● **Material supplied**:
--- Begin ---
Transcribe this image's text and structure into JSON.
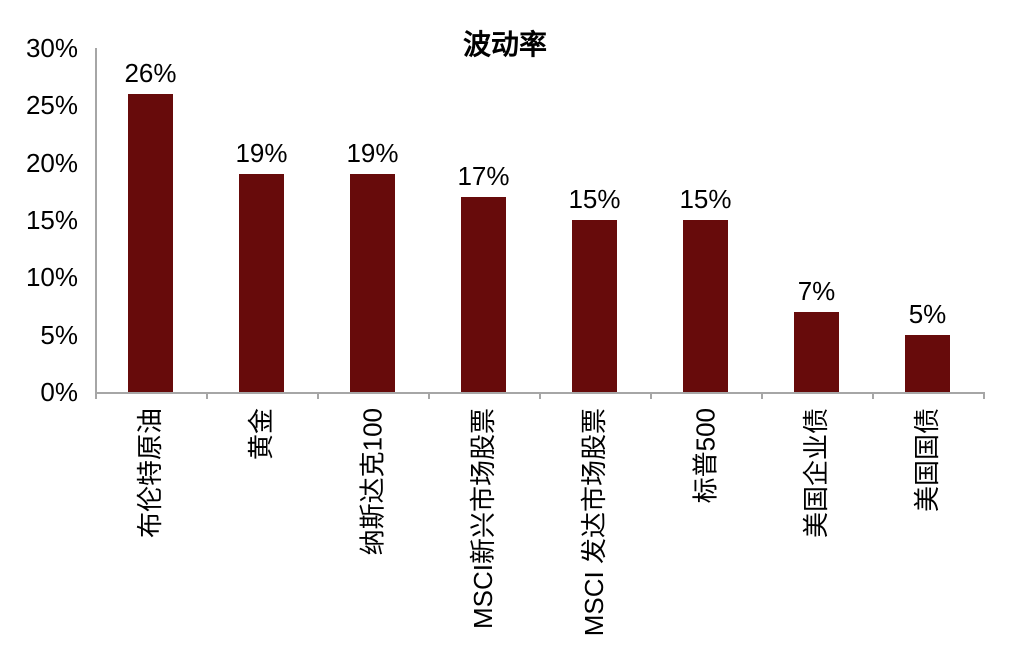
{
  "chart_data": {
    "type": "bar",
    "title": "波动率",
    "categories": [
      "布伦特原油",
      "黄金",
      "纳斯达克100",
      "MSCI新兴市场股票",
      "MSCI 发达市场股票",
      "标普500",
      "美国企业债",
      "美国国债"
    ],
    "values": [
      26,
      19,
      19,
      17,
      15,
      15,
      7,
      5
    ],
    "data_labels": [
      "26%",
      "19%",
      "19%",
      "17%",
      "15%",
      "15%",
      "7%",
      "5%"
    ],
    "ytick_values": [
      0,
      5,
      10,
      15,
      20,
      25,
      30
    ],
    "ytick_labels": [
      "0%",
      "5%",
      "10%",
      "15%",
      "20%",
      "25%",
      "30%"
    ],
    "ylim": [
      0,
      30
    ],
    "xlabel": "",
    "ylabel": "",
    "grid": "off",
    "legend": "none",
    "bar_color": "#670B0B",
    "axis_color": "#A6A6A6",
    "text_color": "#000000"
  }
}
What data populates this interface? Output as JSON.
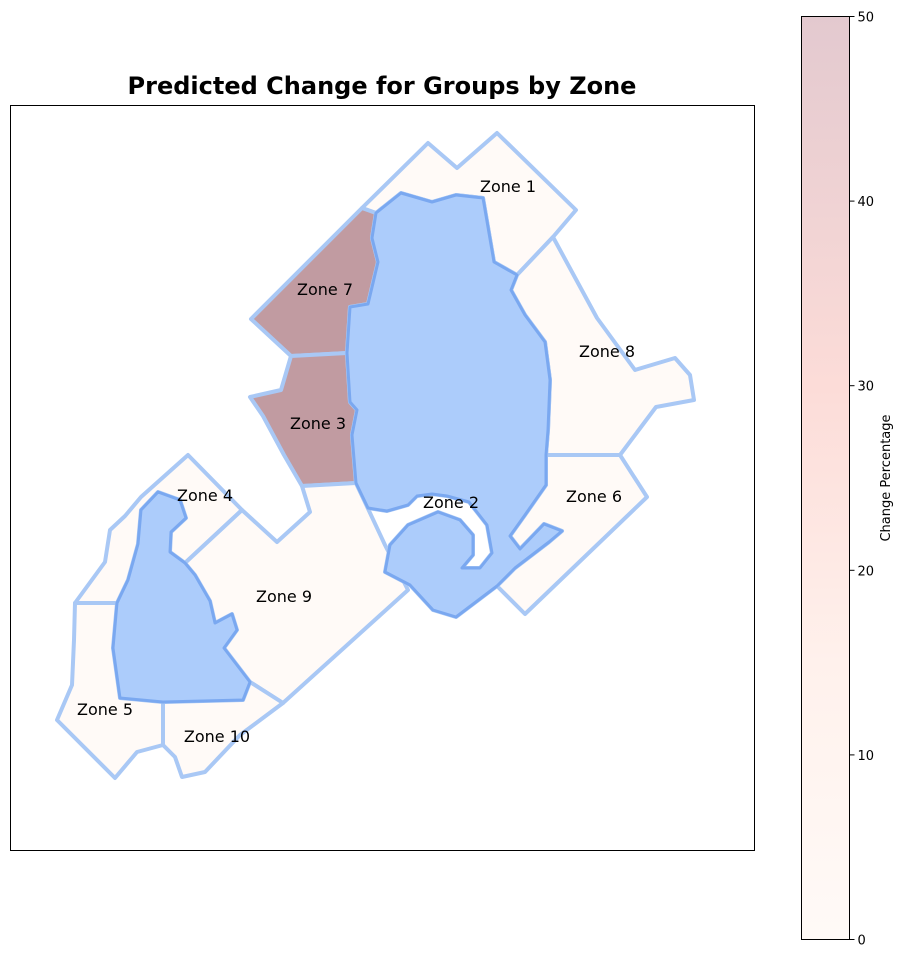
{
  "title": "Predicted Change for Groups by Zone",
  "colorbar": {
    "label": "Change Percentage",
    "min": 0,
    "max": 50,
    "ticks": [
      "0",
      "10",
      "20",
      "30",
      "40",
      "50"
    ],
    "color_low": "#fffaf7",
    "color_high": "#e3c9cf"
  },
  "colors": {
    "zone_fill_low": "#fffaf7",
    "zone_fill_high": "#c19ba1",
    "zone_edge": "#a9c8f5",
    "group_fill": "#acccfb",
    "group_edge": "#7aa8f0"
  },
  "zones": [
    {
      "id": 1,
      "label": "Zone 1",
      "change": 0
    },
    {
      "id": 2,
      "label": "Zone 2",
      "change": 0
    },
    {
      "id": 3,
      "label": "Zone 3",
      "change": 50
    },
    {
      "id": 4,
      "label": "Zone 4",
      "change": 0
    },
    {
      "id": 5,
      "label": "Zone 5",
      "change": 0
    },
    {
      "id": 6,
      "label": "Zone 6",
      "change": 0
    },
    {
      "id": 7,
      "label": "Zone 7",
      "change": 50
    },
    {
      "id": 8,
      "label": "Zone 8",
      "change": 0
    },
    {
      "id": 9,
      "label": "Zone 9",
      "change": 0
    },
    {
      "id": 10,
      "label": "Zone 10",
      "change": 0
    }
  ]
}
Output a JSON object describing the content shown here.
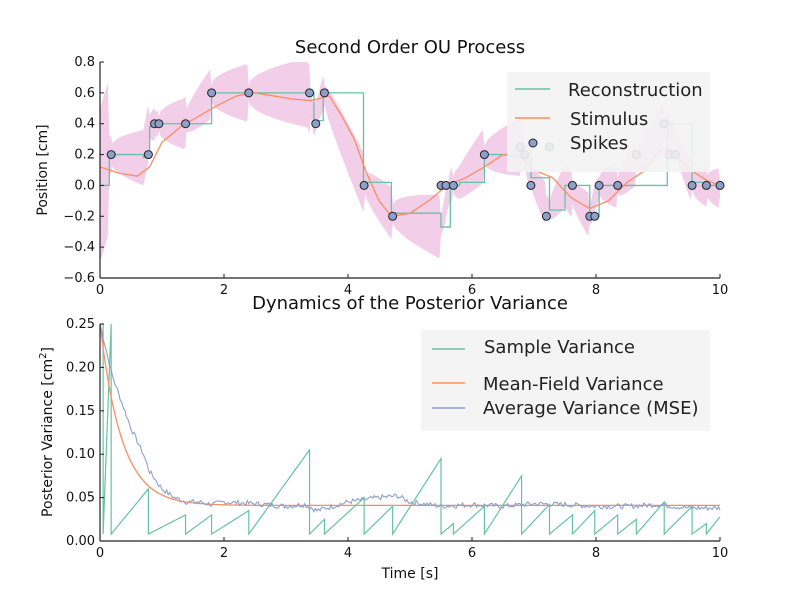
{
  "chart_data": [
    {
      "type": "line",
      "title": "Second Order OU Process",
      "xlabel": "",
      "ylabel": "Position [cm]",
      "xlim": [
        0,
        10
      ],
      "ylim": [
        -0.6,
        0.8
      ],
      "xticks": [
        "0",
        "2",
        "4",
        "6",
        "8",
        "10"
      ],
      "yticks": [
        "−0.6",
        "−0.4",
        "−0.2",
        "0.0",
        "0.2",
        "0.4",
        "0.6",
        "0.8"
      ],
      "legend": [
        "Reconstruction",
        "Stimulus",
        "Spikes"
      ],
      "legend_position": "upper-right",
      "colors": {
        "reconstruction": "#66c2a5",
        "stimulus": "#fc8d62",
        "spikes": "#8da0cb",
        "band": "#e7a6d6"
      },
      "series": [
        {
          "name": "Stimulus",
          "x": [
            0.0,
            0.3,
            0.6,
            0.8,
            1.0,
            1.3,
            1.6,
            1.9,
            2.2,
            2.5,
            2.8,
            3.1,
            3.4,
            3.7,
            3.9,
            4.1,
            4.3,
            4.5,
            4.7,
            5.0,
            5.3,
            5.6,
            5.9,
            6.2,
            6.5,
            6.8,
            7.0,
            7.3,
            7.6,
            7.9,
            8.2,
            8.5,
            8.8,
            9.0,
            9.2,
            9.4,
            9.6,
            9.8,
            10.0
          ],
          "values": [
            0.12,
            0.08,
            0.06,
            0.12,
            0.28,
            0.38,
            0.45,
            0.52,
            0.58,
            0.6,
            0.58,
            0.56,
            0.55,
            0.58,
            0.45,
            0.3,
            0.08,
            -0.1,
            -0.2,
            -0.18,
            -0.1,
            0.0,
            0.05,
            0.12,
            0.2,
            0.18,
            0.1,
            0.05,
            -0.08,
            -0.15,
            -0.1,
            0.02,
            0.1,
            0.22,
            0.24,
            0.15,
            0.08,
            0.03,
            0.0
          ]
        },
        {
          "name": "Reconstruction",
          "x": [
            0.0,
            0.15,
            0.7,
            0.8,
            0.9,
            1.35,
            1.8,
            2.4,
            3.35,
            3.45,
            3.6,
            4.25,
            4.7,
            5.5,
            5.65,
            5.8,
            6.2,
            6.8,
            6.95,
            7.25,
            7.5,
            7.9,
            8.05,
            8.35,
            9.15,
            9.55,
            9.75,
            10.0
          ],
          "values": [
            0.0,
            0.2,
            0.18,
            0.38,
            0.4,
            0.4,
            0.6,
            0.6,
            0.6,
            0.42,
            0.6,
            0.02,
            -0.18,
            -0.27,
            0.0,
            0.02,
            0.2,
            0.25,
            0.05,
            -0.16,
            0.0,
            -0.2,
            0.0,
            0.0,
            0.4,
            0.02,
            0.0,
            -0.02
          ]
        }
      ],
      "spikes": {
        "x": [
          0.18,
          0.78,
          0.88,
          0.95,
          1.38,
          1.8,
          2.4,
          3.38,
          3.48,
          3.62,
          4.26,
          4.72,
          5.5,
          5.58,
          5.7,
          6.2,
          6.78,
          6.85,
          6.95,
          7.2,
          7.25,
          7.62,
          7.9,
          7.98,
          8.05,
          8.35,
          8.65,
          9.1,
          9.18,
          9.28,
          9.55,
          9.78,
          10.0
        ],
        "values": [
          0.2,
          0.2,
          0.4,
          0.4,
          0.4,
          0.6,
          0.6,
          0.6,
          0.4,
          0.6,
          0.0,
          -0.2,
          0.0,
          0.0,
          0.0,
          0.2,
          0.25,
          0.2,
          0.0,
          -0.2,
          0.25,
          0.0,
          -0.2,
          -0.2,
          0.0,
          0.0,
          0.2,
          0.4,
          0.2,
          0.2,
          0.0,
          0.0,
          0.0
        ]
      }
    },
    {
      "type": "line",
      "title": "Dynamics of the Posterior Variance",
      "xlabel": "Time [s]",
      "ylabel": "Posterior Variance [cm",
      "ylabel_sup": "2",
      "ylabel_close": "]",
      "xlim": [
        0,
        10
      ],
      "ylim": [
        0,
        0.25
      ],
      "xticks": [
        "0",
        "2",
        "4",
        "6",
        "8",
        "10"
      ],
      "yticks": [
        "0.00",
        "0.05",
        "0.10",
        "0.15",
        "0.20",
        "0.25"
      ],
      "legend": [
        "Sample Variance",
        "Mean-Field Variance",
        "Average Variance (MSE)"
      ],
      "legend_position": "upper-right",
      "colors": {
        "sample": "#66c2a5",
        "meanfield": "#fc8d62",
        "mse": "#8da0cb"
      },
      "meanfield": {
        "start": 0.25,
        "steady": 0.041,
        "tau": 0.35
      },
      "sample_resets": {
        "t": [
          0.05,
          0.18,
          0.78,
          1.38,
          1.8,
          2.4,
          3.38,
          3.62,
          4.26,
          4.72,
          5.5,
          5.7,
          6.2,
          6.8,
          7.25,
          7.62,
          7.98,
          8.35,
          8.65,
          9.1,
          9.55,
          9.78
        ],
        "peak_before_reset": [
          0.25,
          0.25,
          0.06,
          0.03,
          0.03,
          0.035,
          0.105,
          0.025,
          0.05,
          0.04,
          0.095,
          0.02,
          0.04,
          0.075,
          0.042,
          0.03,
          0.035,
          0.03,
          0.025,
          0.045,
          0.04,
          0.02
        ]
      },
      "mse_samples": {
        "x": [
          0.0,
          0.1,
          0.2,
          0.3,
          0.4,
          0.5,
          0.6,
          0.7,
          0.8,
          0.9,
          1.0,
          1.2,
          1.4,
          1.6,
          1.8,
          2.0,
          2.5,
          3.0,
          3.3,
          3.5,
          4.0,
          4.5,
          4.8,
          5.0,
          5.5,
          6.0,
          6.5,
          7.0,
          7.5,
          8.0,
          8.5,
          9.0,
          9.5,
          10.0
        ],
        "values": [
          0.25,
          0.22,
          0.19,
          0.17,
          0.15,
          0.13,
          0.115,
          0.1,
          0.08,
          0.07,
          0.06,
          0.05,
          0.045,
          0.045,
          0.042,
          0.045,
          0.043,
          0.04,
          0.042,
          0.035,
          0.045,
          0.05,
          0.052,
          0.045,
          0.04,
          0.042,
          0.04,
          0.043,
          0.042,
          0.04,
          0.04,
          0.042,
          0.038,
          0.038
        ]
      }
    }
  ]
}
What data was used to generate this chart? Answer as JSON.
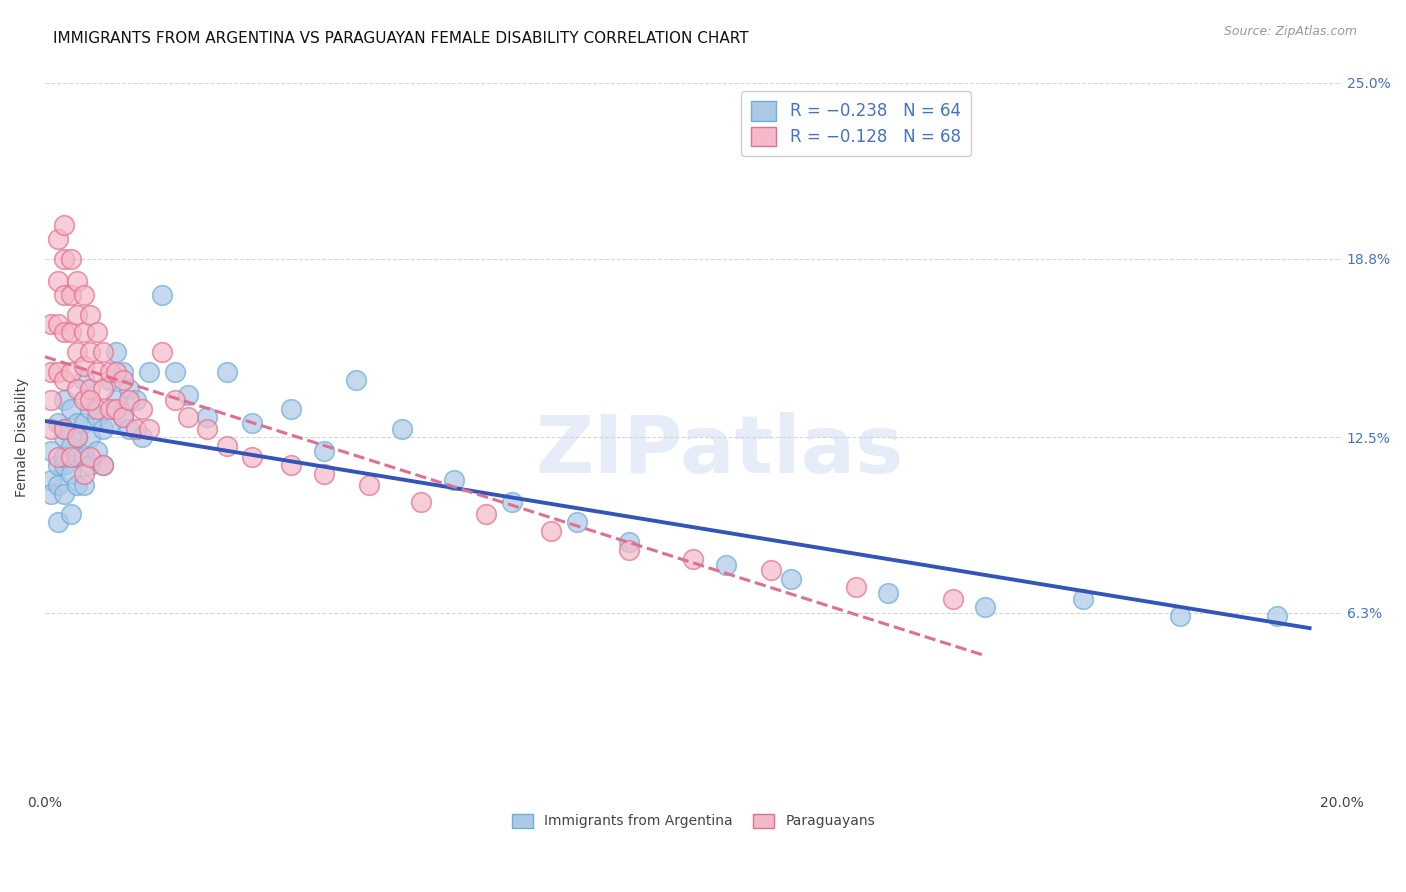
--- End ---
● **Work to be completed**: Copy each line above that contains the word "JSON".

● **Result of the task**:
Transcribe this image's text and structure into JSON.
What data populates this interface? Output as JSON.
Output a JSON object describing the content shown here.
What data was used to generate this chart? Answer as JSON.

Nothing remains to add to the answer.